Repeat every line of the material, character for character.

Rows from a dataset
Begin

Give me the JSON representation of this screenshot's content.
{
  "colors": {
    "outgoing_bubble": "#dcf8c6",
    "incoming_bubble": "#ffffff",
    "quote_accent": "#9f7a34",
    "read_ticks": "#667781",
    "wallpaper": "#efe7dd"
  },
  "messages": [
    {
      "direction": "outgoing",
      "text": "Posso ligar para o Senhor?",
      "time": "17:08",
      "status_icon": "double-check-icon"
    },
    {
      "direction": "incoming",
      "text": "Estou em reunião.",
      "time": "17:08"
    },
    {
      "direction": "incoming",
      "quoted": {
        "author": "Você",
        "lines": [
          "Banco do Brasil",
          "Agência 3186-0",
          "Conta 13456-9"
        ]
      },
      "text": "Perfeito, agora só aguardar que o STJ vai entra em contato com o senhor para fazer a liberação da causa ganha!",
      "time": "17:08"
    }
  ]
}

End

REPLY TO THE TASK ->
Give me the JSON representation of this screenshot's content.
{
  "colors": {
    "outgoing_bubble": "#dcf8c6",
    "incoming_bubble": "#ffffff",
    "quote_accent": "#9f7a34",
    "read_ticks": "#667781",
    "wallpaper": "#efe7dd"
  },
  "messages": [
    {
      "direction": "outgoing",
      "text": "Posso ligar para o Senhor?",
      "time": "17:08",
      "status_icon": "double-check-icon"
    },
    {
      "direction": "incoming",
      "text": "Estou em reunião.",
      "time": "17:08"
    },
    {
      "direction": "incoming",
      "quoted": {
        "author": "Você",
        "lines": [
          "Banco do Brasil",
          "Agência 3186-0",
          "Conta 13456-9"
        ]
      },
      "text": "Perfeito, agora só aguardar que o STJ vai entra em contato com o senhor para fazer a liberação da causa ganha!",
      "time": "17:08"
    }
  ]
}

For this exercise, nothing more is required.